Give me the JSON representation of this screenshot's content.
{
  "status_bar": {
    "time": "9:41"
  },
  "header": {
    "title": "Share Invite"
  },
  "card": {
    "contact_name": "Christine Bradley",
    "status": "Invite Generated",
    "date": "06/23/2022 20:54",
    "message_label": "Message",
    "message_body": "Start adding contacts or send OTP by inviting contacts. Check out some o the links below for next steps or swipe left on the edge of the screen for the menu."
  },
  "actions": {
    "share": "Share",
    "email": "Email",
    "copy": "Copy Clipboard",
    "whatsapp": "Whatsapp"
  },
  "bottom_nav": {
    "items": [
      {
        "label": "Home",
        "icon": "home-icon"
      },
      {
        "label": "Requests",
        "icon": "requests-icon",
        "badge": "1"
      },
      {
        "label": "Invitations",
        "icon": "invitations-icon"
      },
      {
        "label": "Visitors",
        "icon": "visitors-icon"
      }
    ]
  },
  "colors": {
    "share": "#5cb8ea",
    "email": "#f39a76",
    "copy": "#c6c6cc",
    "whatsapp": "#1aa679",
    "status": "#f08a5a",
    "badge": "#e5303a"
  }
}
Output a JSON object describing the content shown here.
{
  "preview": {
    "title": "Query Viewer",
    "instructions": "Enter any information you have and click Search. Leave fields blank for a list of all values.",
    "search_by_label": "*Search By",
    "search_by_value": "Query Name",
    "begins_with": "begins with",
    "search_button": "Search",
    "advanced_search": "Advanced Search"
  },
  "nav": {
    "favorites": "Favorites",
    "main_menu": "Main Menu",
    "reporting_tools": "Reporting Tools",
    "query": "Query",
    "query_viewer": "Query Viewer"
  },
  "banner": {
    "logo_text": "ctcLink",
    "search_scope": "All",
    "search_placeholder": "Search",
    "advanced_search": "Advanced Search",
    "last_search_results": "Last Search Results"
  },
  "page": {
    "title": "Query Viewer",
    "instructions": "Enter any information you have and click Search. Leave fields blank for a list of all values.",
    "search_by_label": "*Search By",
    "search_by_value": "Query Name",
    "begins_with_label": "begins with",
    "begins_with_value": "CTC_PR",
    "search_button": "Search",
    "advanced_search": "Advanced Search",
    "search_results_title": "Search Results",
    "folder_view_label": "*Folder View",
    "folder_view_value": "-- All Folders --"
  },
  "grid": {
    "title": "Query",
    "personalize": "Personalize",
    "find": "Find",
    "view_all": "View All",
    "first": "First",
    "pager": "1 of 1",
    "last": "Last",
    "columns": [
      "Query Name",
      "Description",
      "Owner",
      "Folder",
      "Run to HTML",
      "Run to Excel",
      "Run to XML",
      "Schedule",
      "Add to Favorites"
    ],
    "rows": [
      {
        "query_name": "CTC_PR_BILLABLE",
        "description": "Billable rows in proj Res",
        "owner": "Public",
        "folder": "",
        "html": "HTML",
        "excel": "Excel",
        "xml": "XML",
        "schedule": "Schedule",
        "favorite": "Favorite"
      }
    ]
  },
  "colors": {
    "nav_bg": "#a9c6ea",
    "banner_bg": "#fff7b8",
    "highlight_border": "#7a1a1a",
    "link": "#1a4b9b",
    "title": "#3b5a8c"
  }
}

> **TASK**: Set down the material above again, word for word.

> **THE SOLUTION**:
Give me the JSON representation of this screenshot's content.
{
  "status_bar": {
    "time": "9:41"
  },
  "header": {
    "title": "Share Invite"
  },
  "card": {
    "contact_name": "Christine Bradley",
    "status": "Invite Generated",
    "date": "06/23/2022 20:54",
    "message_label": "Message",
    "message_body": "Start adding contacts or send OTP by inviting contacts. Check out some o the links below for next steps or swipe left on the edge of the screen for the menu."
  },
  "actions": {
    "share": "Share",
    "email": "Email",
    "copy": "Copy Clipboard",
    "whatsapp": "Whatsapp"
  },
  "bottom_nav": {
    "items": [
      {
        "label": "Home",
        "icon": "home-icon"
      },
      {
        "label": "Requests",
        "icon": "requests-icon",
        "badge": "1"
      },
      {
        "label": "Invitations",
        "icon": "invitations-icon"
      },
      {
        "label": "Visitors",
        "icon": "visitors-icon"
      }
    ]
  },
  "colors": {
    "share": "#5cb8ea",
    "email": "#f39a76",
    "copy": "#c6c6cc",
    "whatsapp": "#1aa679",
    "status": "#f08a5a",
    "badge": "#e5303a"
  }
}
Output a JSON object describing the content shown here.
{
  "preview": {
    "title": "Query Viewer",
    "instructions": "Enter any information you have and click Search. Leave fields blank for a list of all values.",
    "search_by_label": "*Search By",
    "search_by_value": "Query Name",
    "begins_with": "begins with",
    "search_button": "Search",
    "advanced_search": "Advanced Search"
  },
  "nav": {
    "favorites": "Favorites",
    "main_menu": "Main Menu",
    "reporting_tools": "Reporting Tools",
    "query": "Query",
    "query_viewer": "Query Viewer"
  },
  "banner": {
    "logo_text": "ctcLink",
    "search_scope": "All",
    "search_placeholder": "Search",
    "advanced_search": "Advanced Search",
    "last_search_results": "Last Search Results"
  },
  "page": {
    "title": "Query Viewer",
    "instructions": "Enter any information you have and click Search. Leave fields blank for a list of all values.",
    "search_by_label": "*Search By",
    "search_by_value": "Query Name",
    "begins_with_label": "begins with",
    "begins_with_value": "CTC_PR",
    "search_button": "Search",
    "advanced_search": "Advanced Search",
    "search_results_title": "Search Results",
    "folder_view_label": "*Folder View",
    "folder_view_value": "-- All Folders --"
  },
  "grid": {
    "title": "Query",
    "personalize": "Personalize",
    "find": "Find",
    "view_all": "View All",
    "first": "First",
    "pager": "1 of 1",
    "last": "Last",
    "columns": [
      "Query Name",
      "Description",
      "Owner",
      "Folder",
      "Run to HTML",
      "Run to Excel",
      "Run to XML",
      "Schedule",
      "Add to Favorites"
    ],
    "rows": [
      {
        "query_name": "CTC_PR_BILLABLE",
        "description": "Billable rows in proj Res",
        "owner": "Public",
        "folder": "",
        "html": "HTML",
        "excel": "Excel",
        "xml": "XML",
        "schedule": "Schedule",
        "favorite": "Favorite"
      }
    ]
  },
  "colors": {
    "nav_bg": "#a9c6ea",
    "banner_bg": "#fff7b8",
    "highlight_border": "#7a1a1a",
    "link": "#1a4b9b",
    "title": "#3b5a8c"
  }
}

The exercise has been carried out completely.